■ **WORK TO DO**
Take the material below and retype it in full; pictures are left out.

■ **RAW RECORDS**
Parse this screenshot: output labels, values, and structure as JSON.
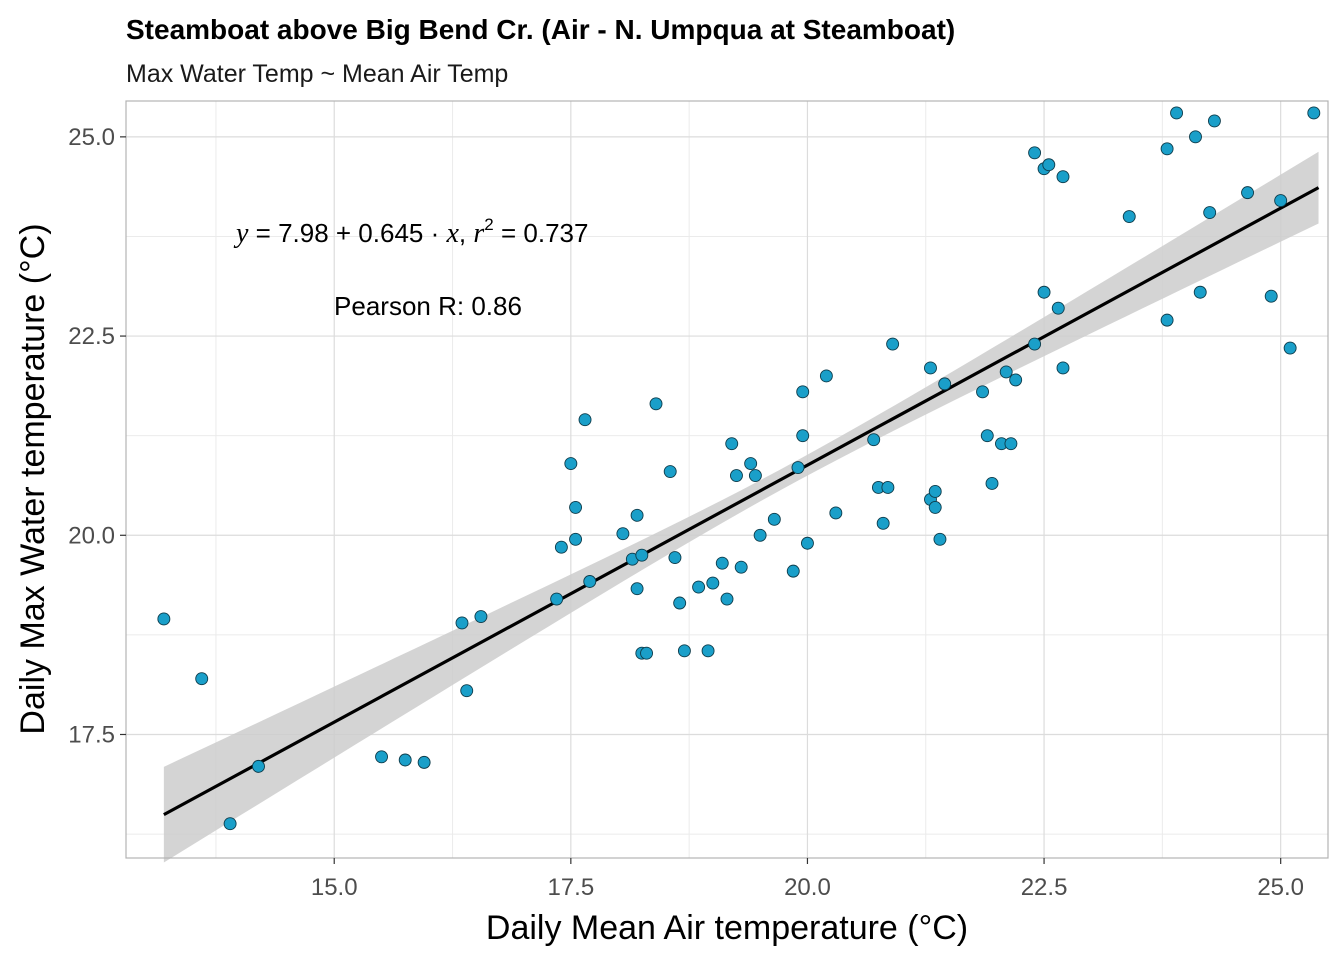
{
  "chart_data": {
    "type": "scatter",
    "title": "Steamboat above Big Bend Cr. (Air - N. Umpqua at Steamboat)",
    "subtitle": "Max Water Temp ~ Mean Air Temp",
    "xlabel": "Daily Mean Air temperature (°C)",
    "ylabel": "Daily Max Water temperature (°C)",
    "xlim": [
      12.8,
      25.5
    ],
    "ylim": [
      15.95,
      25.45
    ],
    "x_ticks": [
      15.0,
      17.5,
      20.0,
      22.5,
      25.0
    ],
    "y_ticks": [
      17.5,
      20.0,
      22.5,
      25.0
    ],
    "x_tick_labels": [
      "15.0",
      "17.5",
      "20.0",
      "22.5",
      "25.0"
    ],
    "y_tick_labels": [
      "17.5",
      "20.0",
      "22.5",
      "25.0"
    ],
    "grid": true,
    "point_color": "#1a9fc9",
    "line_color": "#000000",
    "band_color": "#cccccc",
    "regression": {
      "intercept": 7.98,
      "slope": 0.645,
      "x_range": [
        13.2,
        25.4
      ],
      "ci_at_ends": [
        0.6,
        0.45
      ],
      "ci_at_center": 0.13,
      "x_center": 19.8
    },
    "annotations": {
      "equation_y": "y",
      "equation_eq": " = 7.98 + 0.645 · ",
      "equation_x": "x",
      "equation_comma": ",  ",
      "equation_r": "r",
      "equation_sup": "2",
      "equation_r2_value": " = 0.737",
      "pearson": "Pearson R: 0.86"
    },
    "points": [
      [
        13.2,
        18.95
      ],
      [
        13.6,
        18.2
      ],
      [
        13.9,
        16.38
      ],
      [
        14.2,
        17.1
      ],
      [
        15.5,
        17.22
      ],
      [
        15.75,
        17.18
      ],
      [
        15.95,
        17.15
      ],
      [
        16.35,
        18.9
      ],
      [
        16.4,
        18.05
      ],
      [
        16.55,
        18.98
      ],
      [
        17.35,
        19.2
      ],
      [
        17.4,
        19.85
      ],
      [
        17.5,
        20.9
      ],
      [
        17.55,
        20.35
      ],
      [
        17.55,
        19.95
      ],
      [
        17.65,
        21.45
      ],
      [
        17.7,
        19.42
      ],
      [
        18.05,
        20.02
      ],
      [
        18.15,
        19.7
      ],
      [
        18.2,
        20.25
      ],
      [
        18.2,
        19.33
      ],
      [
        18.25,
        19.75
      ],
      [
        18.25,
        18.52
      ],
      [
        18.3,
        18.52
      ],
      [
        18.4,
        21.65
      ],
      [
        18.55,
        20.8
      ],
      [
        18.6,
        19.72
      ],
      [
        18.65,
        19.15
      ],
      [
        18.7,
        18.55
      ],
      [
        18.85,
        19.35
      ],
      [
        18.95,
        18.55
      ],
      [
        19.0,
        19.4
      ],
      [
        19.1,
        19.65
      ],
      [
        19.15,
        19.2
      ],
      [
        19.2,
        21.15
      ],
      [
        19.25,
        20.75
      ],
      [
        19.3,
        19.6
      ],
      [
        19.4,
        20.9
      ],
      [
        19.45,
        20.75
      ],
      [
        19.5,
        20.0
      ],
      [
        19.65,
        20.2
      ],
      [
        19.85,
        19.55
      ],
      [
        19.9,
        20.85
      ],
      [
        19.95,
        21.25
      ],
      [
        19.95,
        21.8
      ],
      [
        20.0,
        19.9
      ],
      [
        20.2,
        22.0
      ],
      [
        20.3,
        20.28
      ],
      [
        20.7,
        21.2
      ],
      [
        20.75,
        20.6
      ],
      [
        20.8,
        20.15
      ],
      [
        20.85,
        20.6
      ],
      [
        20.9,
        22.4
      ],
      [
        21.3,
        22.1
      ],
      [
        21.3,
        20.45
      ],
      [
        21.35,
        20.55
      ],
      [
        21.35,
        20.35
      ],
      [
        21.4,
        19.95
      ],
      [
        21.45,
        21.9
      ],
      [
        21.85,
        21.8
      ],
      [
        21.9,
        21.25
      ],
      [
        21.95,
        20.65
      ],
      [
        22.05,
        21.15
      ],
      [
        22.1,
        22.05
      ],
      [
        22.15,
        21.15
      ],
      [
        22.2,
        21.95
      ],
      [
        22.4,
        24.8
      ],
      [
        22.4,
        22.4
      ],
      [
        22.5,
        23.05
      ],
      [
        22.5,
        24.6
      ],
      [
        22.55,
        24.65
      ],
      [
        22.65,
        22.85
      ],
      [
        22.7,
        24.5
      ],
      [
        22.7,
        22.1
      ],
      [
        23.4,
        24.0
      ],
      [
        23.8,
        22.7
      ],
      [
        23.8,
        24.85
      ],
      [
        23.9,
        25.3
      ],
      [
        24.1,
        25.0
      ],
      [
        24.15,
        23.05
      ],
      [
        24.25,
        24.05
      ],
      [
        24.3,
        25.2
      ],
      [
        24.65,
        24.3
      ],
      [
        24.9,
        23.0
      ],
      [
        25.0,
        24.2
      ],
      [
        25.1,
        22.35
      ],
      [
        25.35,
        25.3
      ]
    ]
  }
}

■ **SOLUTION TO THIS EXERCISE**
Parse this screenshot: output labels, values, and structure as JSON.
{
  "chart_data": {
    "type": "scatter",
    "title": "Steamboat above Big Bend Cr. (Air - N. Umpqua at Steamboat)",
    "subtitle": "Max Water Temp ~ Mean Air Temp",
    "xlabel": "Daily Mean Air temperature (°C)",
    "ylabel": "Daily Max Water temperature (°C)",
    "xlim": [
      12.8,
      25.5
    ],
    "ylim": [
      15.95,
      25.45
    ],
    "x_ticks": [
      15.0,
      17.5,
      20.0,
      22.5,
      25.0
    ],
    "y_ticks": [
      17.5,
      20.0,
      22.5,
      25.0
    ],
    "x_tick_labels": [
      "15.0",
      "17.5",
      "20.0",
      "22.5",
      "25.0"
    ],
    "y_tick_labels": [
      "17.5",
      "20.0",
      "22.5",
      "25.0"
    ],
    "grid": true,
    "point_color": "#1a9fc9",
    "line_color": "#000000",
    "band_color": "#cccccc",
    "regression": {
      "intercept": 7.98,
      "slope": 0.645,
      "x_range": [
        13.2,
        25.4
      ],
      "ci_at_ends": [
        0.6,
        0.45
      ],
      "ci_at_center": 0.13,
      "x_center": 19.8
    },
    "annotations": {
      "equation_y": "y",
      "equation_eq": " = 7.98 + 0.645 · ",
      "equation_x": "x",
      "equation_comma": ",  ",
      "equation_r": "r",
      "equation_sup": "2",
      "equation_r2_value": " = 0.737",
      "pearson": "Pearson R: 0.86"
    },
    "points": [
      [
        13.2,
        18.95
      ],
      [
        13.6,
        18.2
      ],
      [
        13.9,
        16.38
      ],
      [
        14.2,
        17.1
      ],
      [
        15.5,
        17.22
      ],
      [
        15.75,
        17.18
      ],
      [
        15.95,
        17.15
      ],
      [
        16.35,
        18.9
      ],
      [
        16.4,
        18.05
      ],
      [
        16.55,
        18.98
      ],
      [
        17.35,
        19.2
      ],
      [
        17.4,
        19.85
      ],
      [
        17.5,
        20.9
      ],
      [
        17.55,
        20.35
      ],
      [
        17.55,
        19.95
      ],
      [
        17.65,
        21.45
      ],
      [
        17.7,
        19.42
      ],
      [
        18.05,
        20.02
      ],
      [
        18.15,
        19.7
      ],
      [
        18.2,
        20.25
      ],
      [
        18.2,
        19.33
      ],
      [
        18.25,
        19.75
      ],
      [
        18.25,
        18.52
      ],
      [
        18.3,
        18.52
      ],
      [
        18.4,
        21.65
      ],
      [
        18.55,
        20.8
      ],
      [
        18.6,
        19.72
      ],
      [
        18.65,
        19.15
      ],
      [
        18.7,
        18.55
      ],
      [
        18.85,
        19.35
      ],
      [
        18.95,
        18.55
      ],
      [
        19.0,
        19.4
      ],
      [
        19.1,
        19.65
      ],
      [
        19.15,
        19.2
      ],
      [
        19.2,
        21.15
      ],
      [
        19.25,
        20.75
      ],
      [
        19.3,
        19.6
      ],
      [
        19.4,
        20.9
      ],
      [
        19.45,
        20.75
      ],
      [
        19.5,
        20.0
      ],
      [
        19.65,
        20.2
      ],
      [
        19.85,
        19.55
      ],
      [
        19.9,
        20.85
      ],
      [
        19.95,
        21.25
      ],
      [
        19.95,
        21.8
      ],
      [
        20.0,
        19.9
      ],
      [
        20.2,
        22.0
      ],
      [
        20.3,
        20.28
      ],
      [
        20.7,
        21.2
      ],
      [
        20.75,
        20.6
      ],
      [
        20.8,
        20.15
      ],
      [
        20.85,
        20.6
      ],
      [
        20.9,
        22.4
      ],
      [
        21.3,
        22.1
      ],
      [
        21.3,
        20.45
      ],
      [
        21.35,
        20.55
      ],
      [
        21.35,
        20.35
      ],
      [
        21.4,
        19.95
      ],
      [
        21.45,
        21.9
      ],
      [
        21.85,
        21.8
      ],
      [
        21.9,
        21.25
      ],
      [
        21.95,
        20.65
      ],
      [
        22.05,
        21.15
      ],
      [
        22.1,
        22.05
      ],
      [
        22.15,
        21.15
      ],
      [
        22.2,
        21.95
      ],
      [
        22.4,
        24.8
      ],
      [
        22.4,
        22.4
      ],
      [
        22.5,
        23.05
      ],
      [
        22.5,
        24.6
      ],
      [
        22.55,
        24.65
      ],
      [
        22.65,
        22.85
      ],
      [
        22.7,
        24.5
      ],
      [
        22.7,
        22.1
      ],
      [
        23.4,
        24.0
      ],
      [
        23.8,
        22.7
      ],
      [
        23.8,
        24.85
      ],
      [
        23.9,
        25.3
      ],
      [
        24.1,
        25.0
      ],
      [
        24.15,
        23.05
      ],
      [
        24.25,
        24.05
      ],
      [
        24.3,
        25.2
      ],
      [
        24.65,
        24.3
      ],
      [
        24.9,
        23.0
      ],
      [
        25.0,
        24.2
      ],
      [
        25.1,
        22.35
      ],
      [
        25.35,
        25.3
      ]
    ]
  }
}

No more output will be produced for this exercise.